**STORED DATA**
▬▬▬▬▬▬

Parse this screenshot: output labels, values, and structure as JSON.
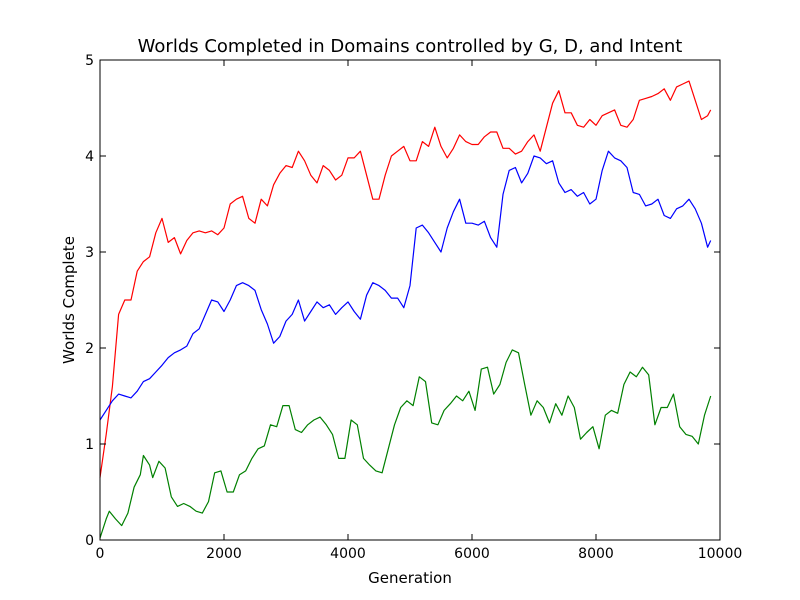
{
  "chart_data": {
    "type": "line",
    "title": "Worlds Completed in Domains controlled by G, D, and Intent",
    "xlabel": "Generation",
    "ylabel": "Worlds Complete",
    "xlim": [
      0,
      10000
    ],
    "ylim": [
      0,
      5
    ],
    "xticks": [
      0,
      2000,
      4000,
      6000,
      8000,
      10000
    ],
    "xtick_labels": [
      "0",
      "2000",
      "4000",
      "6000",
      "8000",
      "10000"
    ],
    "yticks": [
      0,
      1,
      2,
      3,
      4,
      5
    ],
    "ytick_labels": [
      "0",
      "1",
      "2",
      "3",
      "4",
      "5"
    ],
    "grid": false,
    "series": [
      {
        "color": "#ff0000",
        "points": [
          [
            0,
            0.65
          ],
          [
            100,
            1.1
          ],
          [
            200,
            1.6
          ],
          [
            300,
            2.35
          ],
          [
            400,
            2.5
          ],
          [
            500,
            2.5
          ],
          [
            600,
            2.8
          ],
          [
            700,
            2.9
          ],
          [
            800,
            2.95
          ],
          [
            900,
            3.2
          ],
          [
            1000,
            3.35
          ],
          [
            1100,
            3.1
          ],
          [
            1200,
            3.15
          ],
          [
            1300,
            2.98
          ],
          [
            1400,
            3.12
          ],
          [
            1500,
            3.2
          ],
          [
            1600,
            3.22
          ],
          [
            1700,
            3.2
          ],
          [
            1800,
            3.22
          ],
          [
            1900,
            3.18
          ],
          [
            2000,
            3.25
          ],
          [
            2100,
            3.5
          ],
          [
            2200,
            3.55
          ],
          [
            2300,
            3.58
          ],
          [
            2400,
            3.35
          ],
          [
            2500,
            3.3
          ],
          [
            2600,
            3.55
          ],
          [
            2700,
            3.48
          ],
          [
            2800,
            3.7
          ],
          [
            2900,
            3.82
          ],
          [
            3000,
            3.9
          ],
          [
            3100,
            3.88
          ],
          [
            3200,
            4.05
          ],
          [
            3300,
            3.95
          ],
          [
            3400,
            3.8
          ],
          [
            3500,
            3.72
          ],
          [
            3600,
            3.9
          ],
          [
            3700,
            3.85
          ],
          [
            3800,
            3.75
          ],
          [
            3900,
            3.8
          ],
          [
            4000,
            3.98
          ],
          [
            4100,
            3.98
          ],
          [
            4200,
            4.05
          ],
          [
            4300,
            3.8
          ],
          [
            4400,
            3.55
          ],
          [
            4500,
            3.55
          ],
          [
            4600,
            3.8
          ],
          [
            4700,
            4.0
          ],
          [
            4800,
            4.05
          ],
          [
            4900,
            4.1
          ],
          [
            5000,
            3.95
          ],
          [
            5100,
            3.95
          ],
          [
            5200,
            4.15
          ],
          [
            5300,
            4.1
          ],
          [
            5400,
            4.3
          ],
          [
            5500,
            4.1
          ],
          [
            5600,
            3.98
          ],
          [
            5700,
            4.08
          ],
          [
            5800,
            4.22
          ],
          [
            5900,
            4.15
          ],
          [
            6000,
            4.12
          ],
          [
            6100,
            4.12
          ],
          [
            6200,
            4.2
          ],
          [
            6300,
            4.25
          ],
          [
            6400,
            4.25
          ],
          [
            6500,
            4.08
          ],
          [
            6600,
            4.08
          ],
          [
            6700,
            4.02
          ],
          [
            6800,
            4.05
          ],
          [
            6900,
            4.15
          ],
          [
            7000,
            4.22
          ],
          [
            7100,
            4.05
          ],
          [
            7200,
            4.3
          ],
          [
            7300,
            4.55
          ],
          [
            7400,
            4.68
          ],
          [
            7500,
            4.45
          ],
          [
            7600,
            4.45
          ],
          [
            7700,
            4.32
          ],
          [
            7800,
            4.3
          ],
          [
            7900,
            4.38
          ],
          [
            8000,
            4.32
          ],
          [
            8100,
            4.42
          ],
          [
            8200,
            4.45
          ],
          [
            8300,
            4.48
          ],
          [
            8400,
            4.32
          ],
          [
            8500,
            4.3
          ],
          [
            8600,
            4.38
          ],
          [
            8700,
            4.58
          ],
          [
            8800,
            4.6
          ],
          [
            8900,
            4.62
          ],
          [
            9000,
            4.65
          ],
          [
            9100,
            4.7
          ],
          [
            9200,
            4.58
          ],
          [
            9300,
            4.72
          ],
          [
            9400,
            4.75
          ],
          [
            9500,
            4.78
          ],
          [
            9600,
            4.58
          ],
          [
            9700,
            4.38
          ],
          [
            9800,
            4.42
          ],
          [
            9850,
            4.48
          ]
        ]
      },
      {
        "color": "#0000ff",
        "points": [
          [
            0,
            1.25
          ],
          [
            100,
            1.35
          ],
          [
            200,
            1.45
          ],
          [
            300,
            1.52
          ],
          [
            400,
            1.5
          ],
          [
            500,
            1.48
          ],
          [
            600,
            1.55
          ],
          [
            700,
            1.65
          ],
          [
            800,
            1.68
          ],
          [
            900,
            1.75
          ],
          [
            1000,
            1.82
          ],
          [
            1100,
            1.9
          ],
          [
            1200,
            1.95
          ],
          [
            1300,
            1.98
          ],
          [
            1400,
            2.02
          ],
          [
            1500,
            2.15
          ],
          [
            1600,
            2.2
          ],
          [
            1700,
            2.35
          ],
          [
            1800,
            2.5
          ],
          [
            1900,
            2.48
          ],
          [
            2000,
            2.38
          ],
          [
            2100,
            2.5
          ],
          [
            2200,
            2.65
          ],
          [
            2300,
            2.68
          ],
          [
            2400,
            2.65
          ],
          [
            2500,
            2.6
          ],
          [
            2600,
            2.4
          ],
          [
            2700,
            2.25
          ],
          [
            2800,
            2.05
          ],
          [
            2900,
            2.12
          ],
          [
            3000,
            2.28
          ],
          [
            3100,
            2.35
          ],
          [
            3200,
            2.5
          ],
          [
            3300,
            2.28
          ],
          [
            3400,
            2.38
          ],
          [
            3500,
            2.48
          ],
          [
            3600,
            2.42
          ],
          [
            3700,
            2.45
          ],
          [
            3800,
            2.35
          ],
          [
            3900,
            2.42
          ],
          [
            4000,
            2.48
          ],
          [
            4100,
            2.38
          ],
          [
            4200,
            2.3
          ],
          [
            4300,
            2.55
          ],
          [
            4400,
            2.68
          ],
          [
            4500,
            2.65
          ],
          [
            4600,
            2.6
          ],
          [
            4700,
            2.52
          ],
          [
            4800,
            2.52
          ],
          [
            4900,
            2.42
          ],
          [
            5000,
            2.65
          ],
          [
            5100,
            3.25
          ],
          [
            5200,
            3.28
          ],
          [
            5300,
            3.2
          ],
          [
            5400,
            3.1
          ],
          [
            5500,
            3.0
          ],
          [
            5600,
            3.25
          ],
          [
            5700,
            3.42
          ],
          [
            5800,
            3.55
          ],
          [
            5900,
            3.3
          ],
          [
            6000,
            3.3
          ],
          [
            6100,
            3.28
          ],
          [
            6200,
            3.32
          ],
          [
            6300,
            3.15
          ],
          [
            6400,
            3.05
          ],
          [
            6500,
            3.6
          ],
          [
            6600,
            3.85
          ],
          [
            6700,
            3.88
          ],
          [
            6800,
            3.72
          ],
          [
            6900,
            3.82
          ],
          [
            7000,
            4.0
          ],
          [
            7100,
            3.98
          ],
          [
            7200,
            3.92
          ],
          [
            7300,
            3.95
          ],
          [
            7400,
            3.72
          ],
          [
            7500,
            3.62
          ],
          [
            7600,
            3.65
          ],
          [
            7700,
            3.58
          ],
          [
            7800,
            3.62
          ],
          [
            7900,
            3.5
          ],
          [
            8000,
            3.55
          ],
          [
            8100,
            3.85
          ],
          [
            8200,
            4.05
          ],
          [
            8300,
            3.98
          ],
          [
            8400,
            3.95
          ],
          [
            8500,
            3.88
          ],
          [
            8600,
            3.62
          ],
          [
            8700,
            3.6
          ],
          [
            8800,
            3.48
          ],
          [
            8900,
            3.5
          ],
          [
            9000,
            3.55
          ],
          [
            9100,
            3.38
          ],
          [
            9200,
            3.35
          ],
          [
            9300,
            3.45
          ],
          [
            9400,
            3.48
          ],
          [
            9500,
            3.55
          ],
          [
            9600,
            3.45
          ],
          [
            9700,
            3.3
          ],
          [
            9800,
            3.05
          ],
          [
            9850,
            3.12
          ]
        ]
      },
      {
        "color": "#008000",
        "points": [
          [
            0,
            0.02
          ],
          [
            100,
            0.22
          ],
          [
            150,
            0.3
          ],
          [
            250,
            0.22
          ],
          [
            350,
            0.15
          ],
          [
            450,
            0.28
          ],
          [
            550,
            0.55
          ],
          [
            650,
            0.68
          ],
          [
            700,
            0.88
          ],
          [
            800,
            0.78
          ],
          [
            850,
            0.65
          ],
          [
            950,
            0.82
          ],
          [
            1050,
            0.75
          ],
          [
            1150,
            0.45
          ],
          [
            1250,
            0.35
          ],
          [
            1350,
            0.38
          ],
          [
            1450,
            0.35
          ],
          [
            1550,
            0.3
          ],
          [
            1650,
            0.28
          ],
          [
            1750,
            0.4
          ],
          [
            1850,
            0.7
          ],
          [
            1950,
            0.72
          ],
          [
            2050,
            0.5
          ],
          [
            2150,
            0.5
          ],
          [
            2250,
            0.68
          ],
          [
            2350,
            0.72
          ],
          [
            2450,
            0.85
          ],
          [
            2550,
            0.95
          ],
          [
            2650,
            0.98
          ],
          [
            2750,
            1.2
          ],
          [
            2850,
            1.18
          ],
          [
            2950,
            1.4
          ],
          [
            3050,
            1.4
          ],
          [
            3150,
            1.15
          ],
          [
            3250,
            1.12
          ],
          [
            3350,
            1.2
          ],
          [
            3450,
            1.25
          ],
          [
            3550,
            1.28
          ],
          [
            3650,
            1.2
          ],
          [
            3750,
            1.1
          ],
          [
            3850,
            0.85
          ],
          [
            3950,
            0.85
          ],
          [
            4050,
            1.25
          ],
          [
            4150,
            1.2
          ],
          [
            4250,
            0.85
          ],
          [
            4350,
            0.78
          ],
          [
            4450,
            0.72
          ],
          [
            4550,
            0.7
          ],
          [
            4650,
            0.95
          ],
          [
            4750,
            1.2
          ],
          [
            4850,
            1.38
          ],
          [
            4950,
            1.45
          ],
          [
            5050,
            1.4
          ],
          [
            5150,
            1.7
          ],
          [
            5250,
            1.65
          ],
          [
            5350,
            1.22
          ],
          [
            5450,
            1.2
          ],
          [
            5550,
            1.35
          ],
          [
            5650,
            1.42
          ],
          [
            5750,
            1.5
          ],
          [
            5850,
            1.45
          ],
          [
            5950,
            1.55
          ],
          [
            6050,
            1.35
          ],
          [
            6150,
            1.78
          ],
          [
            6250,
            1.8
          ],
          [
            6350,
            1.52
          ],
          [
            6450,
            1.62
          ],
          [
            6550,
            1.85
          ],
          [
            6650,
            1.98
          ],
          [
            6750,
            1.95
          ],
          [
            6850,
            1.62
          ],
          [
            6950,
            1.3
          ],
          [
            7050,
            1.45
          ],
          [
            7150,
            1.38
          ],
          [
            7250,
            1.22
          ],
          [
            7350,
            1.42
          ],
          [
            7450,
            1.3
          ],
          [
            7550,
            1.5
          ],
          [
            7650,
            1.38
          ],
          [
            7750,
            1.05
          ],
          [
            7850,
            1.12
          ],
          [
            7950,
            1.18
          ],
          [
            8050,
            0.95
          ],
          [
            8150,
            1.3
          ],
          [
            8250,
            1.35
          ],
          [
            8350,
            1.32
          ],
          [
            8450,
            1.62
          ],
          [
            8550,
            1.75
          ],
          [
            8650,
            1.7
          ],
          [
            8750,
            1.8
          ],
          [
            8850,
            1.72
          ],
          [
            8950,
            1.2
          ],
          [
            9050,
            1.38
          ],
          [
            9150,
            1.38
          ],
          [
            9250,
            1.52
          ],
          [
            9350,
            1.18
          ],
          [
            9450,
            1.1
          ],
          [
            9550,
            1.08
          ],
          [
            9650,
            1.0
          ],
          [
            9750,
            1.3
          ],
          [
            9850,
            1.5
          ]
        ]
      }
    ]
  }
}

▬▬▬▬▬▬

**GIVEN PROBLEM**
Copy out every line of the material above that mentions the word "Worlds".

**COMPLETE RESPONSE**
    "title": "Worlds Completed in Domains controlled by G, D, and Intent",
    "ylabel": "Worlds Complete",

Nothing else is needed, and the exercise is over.